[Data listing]
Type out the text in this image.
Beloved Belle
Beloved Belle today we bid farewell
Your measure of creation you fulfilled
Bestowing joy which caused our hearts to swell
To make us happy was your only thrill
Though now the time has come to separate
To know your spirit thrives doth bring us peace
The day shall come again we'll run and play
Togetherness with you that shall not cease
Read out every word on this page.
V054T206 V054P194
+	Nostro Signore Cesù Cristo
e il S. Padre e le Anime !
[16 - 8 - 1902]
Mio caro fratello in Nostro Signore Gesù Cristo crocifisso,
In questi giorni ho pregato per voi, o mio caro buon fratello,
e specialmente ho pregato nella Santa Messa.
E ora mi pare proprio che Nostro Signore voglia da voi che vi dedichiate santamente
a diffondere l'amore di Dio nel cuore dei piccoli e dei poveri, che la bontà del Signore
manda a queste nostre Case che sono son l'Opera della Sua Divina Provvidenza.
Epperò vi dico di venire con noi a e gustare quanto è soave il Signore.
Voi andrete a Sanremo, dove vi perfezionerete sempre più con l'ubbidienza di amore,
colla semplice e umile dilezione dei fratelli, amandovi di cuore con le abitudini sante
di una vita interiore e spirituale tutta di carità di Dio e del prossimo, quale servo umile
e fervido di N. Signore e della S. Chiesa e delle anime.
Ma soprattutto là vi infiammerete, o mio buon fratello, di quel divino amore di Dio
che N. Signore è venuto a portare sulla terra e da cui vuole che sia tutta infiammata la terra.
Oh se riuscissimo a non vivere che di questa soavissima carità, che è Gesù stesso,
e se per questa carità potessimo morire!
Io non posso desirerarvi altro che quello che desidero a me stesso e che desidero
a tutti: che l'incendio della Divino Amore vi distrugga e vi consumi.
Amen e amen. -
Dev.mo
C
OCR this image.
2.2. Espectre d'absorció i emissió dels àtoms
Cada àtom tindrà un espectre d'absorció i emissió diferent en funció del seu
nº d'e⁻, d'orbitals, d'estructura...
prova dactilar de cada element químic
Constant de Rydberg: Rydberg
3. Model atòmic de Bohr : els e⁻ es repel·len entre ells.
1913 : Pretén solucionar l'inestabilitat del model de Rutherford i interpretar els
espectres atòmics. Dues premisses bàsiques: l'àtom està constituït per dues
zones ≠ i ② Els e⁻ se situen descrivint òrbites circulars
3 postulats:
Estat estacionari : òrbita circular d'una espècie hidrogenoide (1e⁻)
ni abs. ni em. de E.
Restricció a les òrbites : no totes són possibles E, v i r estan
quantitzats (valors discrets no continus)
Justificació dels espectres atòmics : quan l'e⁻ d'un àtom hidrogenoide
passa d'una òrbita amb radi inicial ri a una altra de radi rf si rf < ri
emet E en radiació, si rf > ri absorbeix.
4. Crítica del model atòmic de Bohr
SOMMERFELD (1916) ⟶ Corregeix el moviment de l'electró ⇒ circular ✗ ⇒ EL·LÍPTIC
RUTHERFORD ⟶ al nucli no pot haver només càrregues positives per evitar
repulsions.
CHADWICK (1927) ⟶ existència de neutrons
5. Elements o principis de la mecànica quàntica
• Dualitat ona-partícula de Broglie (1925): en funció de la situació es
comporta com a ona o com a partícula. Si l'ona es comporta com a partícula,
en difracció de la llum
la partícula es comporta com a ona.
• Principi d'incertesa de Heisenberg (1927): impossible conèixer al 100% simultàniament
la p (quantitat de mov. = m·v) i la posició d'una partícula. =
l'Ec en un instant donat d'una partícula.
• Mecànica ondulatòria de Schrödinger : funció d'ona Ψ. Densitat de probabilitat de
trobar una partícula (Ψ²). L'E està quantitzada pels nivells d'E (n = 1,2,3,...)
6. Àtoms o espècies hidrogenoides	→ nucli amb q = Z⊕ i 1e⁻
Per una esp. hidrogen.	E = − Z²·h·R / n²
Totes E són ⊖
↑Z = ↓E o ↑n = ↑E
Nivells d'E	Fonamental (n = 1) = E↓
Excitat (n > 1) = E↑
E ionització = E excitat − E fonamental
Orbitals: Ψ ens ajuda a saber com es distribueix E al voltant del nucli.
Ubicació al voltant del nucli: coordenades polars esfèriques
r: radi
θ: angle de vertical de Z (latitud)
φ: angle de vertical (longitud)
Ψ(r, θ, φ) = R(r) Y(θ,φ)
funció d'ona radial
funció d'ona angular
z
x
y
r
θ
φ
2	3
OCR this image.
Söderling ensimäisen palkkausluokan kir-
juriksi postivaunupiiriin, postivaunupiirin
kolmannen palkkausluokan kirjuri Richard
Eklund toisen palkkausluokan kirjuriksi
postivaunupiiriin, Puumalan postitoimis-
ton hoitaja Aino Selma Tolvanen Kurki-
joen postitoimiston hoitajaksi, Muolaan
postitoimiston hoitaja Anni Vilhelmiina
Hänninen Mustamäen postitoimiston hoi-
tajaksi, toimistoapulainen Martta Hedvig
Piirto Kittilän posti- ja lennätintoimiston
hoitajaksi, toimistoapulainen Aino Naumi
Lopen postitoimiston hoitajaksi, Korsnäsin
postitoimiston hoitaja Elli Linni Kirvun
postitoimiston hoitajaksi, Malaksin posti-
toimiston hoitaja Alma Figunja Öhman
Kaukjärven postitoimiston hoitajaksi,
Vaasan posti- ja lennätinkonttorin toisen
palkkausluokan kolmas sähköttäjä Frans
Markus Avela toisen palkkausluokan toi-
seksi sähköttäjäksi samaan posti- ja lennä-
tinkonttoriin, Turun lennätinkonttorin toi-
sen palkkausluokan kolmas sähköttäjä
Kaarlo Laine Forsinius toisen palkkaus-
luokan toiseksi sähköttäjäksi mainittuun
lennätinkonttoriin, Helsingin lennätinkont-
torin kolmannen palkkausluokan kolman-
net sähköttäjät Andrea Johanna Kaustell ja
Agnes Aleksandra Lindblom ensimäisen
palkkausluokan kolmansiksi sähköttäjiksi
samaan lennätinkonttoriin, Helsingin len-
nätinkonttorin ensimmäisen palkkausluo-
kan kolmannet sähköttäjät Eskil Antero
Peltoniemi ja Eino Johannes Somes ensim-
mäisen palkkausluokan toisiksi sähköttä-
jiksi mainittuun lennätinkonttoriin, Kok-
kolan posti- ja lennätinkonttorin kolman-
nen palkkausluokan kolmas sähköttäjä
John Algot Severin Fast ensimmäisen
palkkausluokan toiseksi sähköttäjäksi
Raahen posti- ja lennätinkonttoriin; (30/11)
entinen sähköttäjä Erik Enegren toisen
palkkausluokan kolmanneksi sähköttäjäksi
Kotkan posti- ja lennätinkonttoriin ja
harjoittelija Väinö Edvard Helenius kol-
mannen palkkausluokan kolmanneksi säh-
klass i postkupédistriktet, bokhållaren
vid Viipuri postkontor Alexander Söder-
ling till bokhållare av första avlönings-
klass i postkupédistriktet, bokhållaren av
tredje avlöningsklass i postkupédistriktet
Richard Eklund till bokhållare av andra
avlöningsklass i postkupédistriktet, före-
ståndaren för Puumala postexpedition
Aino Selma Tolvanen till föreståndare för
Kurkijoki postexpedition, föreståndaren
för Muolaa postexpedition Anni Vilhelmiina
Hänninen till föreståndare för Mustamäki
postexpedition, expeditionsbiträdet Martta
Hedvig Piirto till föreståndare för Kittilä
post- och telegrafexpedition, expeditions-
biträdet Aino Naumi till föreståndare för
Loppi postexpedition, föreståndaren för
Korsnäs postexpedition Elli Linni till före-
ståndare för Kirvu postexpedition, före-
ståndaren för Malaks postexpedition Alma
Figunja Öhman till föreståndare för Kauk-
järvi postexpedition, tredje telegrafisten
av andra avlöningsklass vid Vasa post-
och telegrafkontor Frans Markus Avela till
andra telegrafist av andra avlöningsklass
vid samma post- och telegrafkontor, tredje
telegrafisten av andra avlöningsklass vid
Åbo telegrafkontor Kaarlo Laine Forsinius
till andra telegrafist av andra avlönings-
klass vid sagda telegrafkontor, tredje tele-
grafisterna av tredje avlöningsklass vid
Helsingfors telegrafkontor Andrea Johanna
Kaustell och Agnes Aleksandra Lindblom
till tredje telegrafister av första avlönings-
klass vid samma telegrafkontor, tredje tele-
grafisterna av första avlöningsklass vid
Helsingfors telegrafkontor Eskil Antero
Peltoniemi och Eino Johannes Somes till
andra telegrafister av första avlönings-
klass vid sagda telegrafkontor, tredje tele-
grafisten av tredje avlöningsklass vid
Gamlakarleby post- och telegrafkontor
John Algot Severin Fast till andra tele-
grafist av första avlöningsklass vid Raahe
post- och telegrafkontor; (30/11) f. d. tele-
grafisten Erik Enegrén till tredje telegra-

# Task to carry out:
Look through the records and gather each line with the word "angle".

# Solution to this exercise:
θ: angle de vertical de Z (latitud)
φ: angle de vertical (longitud)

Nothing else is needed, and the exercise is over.